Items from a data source
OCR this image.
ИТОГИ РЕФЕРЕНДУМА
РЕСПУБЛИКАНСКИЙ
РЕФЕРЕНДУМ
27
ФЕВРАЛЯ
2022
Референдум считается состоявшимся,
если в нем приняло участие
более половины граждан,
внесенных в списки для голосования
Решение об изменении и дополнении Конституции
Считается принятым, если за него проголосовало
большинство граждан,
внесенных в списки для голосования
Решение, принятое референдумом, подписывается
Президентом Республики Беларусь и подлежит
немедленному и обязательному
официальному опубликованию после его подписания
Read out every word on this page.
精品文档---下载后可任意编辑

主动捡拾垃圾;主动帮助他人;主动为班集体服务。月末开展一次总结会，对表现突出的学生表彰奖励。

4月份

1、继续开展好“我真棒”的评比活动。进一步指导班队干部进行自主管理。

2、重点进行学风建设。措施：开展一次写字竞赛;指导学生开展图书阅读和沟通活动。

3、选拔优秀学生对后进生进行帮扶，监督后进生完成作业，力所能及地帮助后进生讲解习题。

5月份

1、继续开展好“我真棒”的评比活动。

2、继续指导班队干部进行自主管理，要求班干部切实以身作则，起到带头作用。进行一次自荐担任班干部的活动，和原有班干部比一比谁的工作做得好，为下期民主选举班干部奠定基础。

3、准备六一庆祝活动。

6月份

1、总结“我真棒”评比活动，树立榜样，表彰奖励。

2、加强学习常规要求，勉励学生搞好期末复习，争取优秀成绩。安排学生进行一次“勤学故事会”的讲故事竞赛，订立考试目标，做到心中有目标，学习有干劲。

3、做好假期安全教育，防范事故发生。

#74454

Problem to solve:
Give an exact copy of all the data shown above.

Task solution:
OCR this image.
ИТОГИ РЕФЕРЕНДУМА
РЕСПУБЛИКАНСКИЙ
РЕФЕРЕНДУМ
27
ФЕВРАЛЯ
2022
Референдум считается состоявшимся,
если в нем приняло участие
более половины граждан,
внесенных в списки для голосования
Решение об изменении и дополнении Конституции
Считается принятым, если за него проголосовало
большинство граждан,
внесенных в списки для голосования
Решение, принятое референдумом, подписывается
Президентом Республики Беларусь и подлежит
немедленному и обязательному
официальному опубликованию после его подписания
Read out every word on this page.
精品文档---下载后可任意编辑

主动捡拾垃圾;主动帮助他人;主动为班集体服务。月末开展一次总结会，对表现突出的学生表彰奖励。

4月份

1、继续开展好“我真棒”的评比活动。进一步指导班队干部进行自主管理。

2、重点进行学风建设。措施：开展一次写字竞赛;指导学生开展图书阅读和沟通活动。

3、选拔优秀学生对后进生进行帮扶，监督后进生完成作业，力所能及地帮助后进生讲解习题。

5月份

1、继续开展好“我真棒”的评比活动。

2、继续指导班队干部进行自主管理，要求班干部切实以身作则，起到带头作用。进行一次自荐担任班干部的活动，和原有班干部比一比谁的工作做得好，为下期民主选举班干部奠定基础。

3、准备六一庆祝活动。

6月份

1、总结“我真棒”评比活动，树立榜样，表彰奖励。

2、加强学习常规要求，勉励学生搞好期末复习，争取优秀成绩。安排学生进行一次“勤学故事会”的讲故事竞赛，订立考试目标，做到心中有目标，学习有干劲。

3、做好假期安全教育，防范事故发生。

#74454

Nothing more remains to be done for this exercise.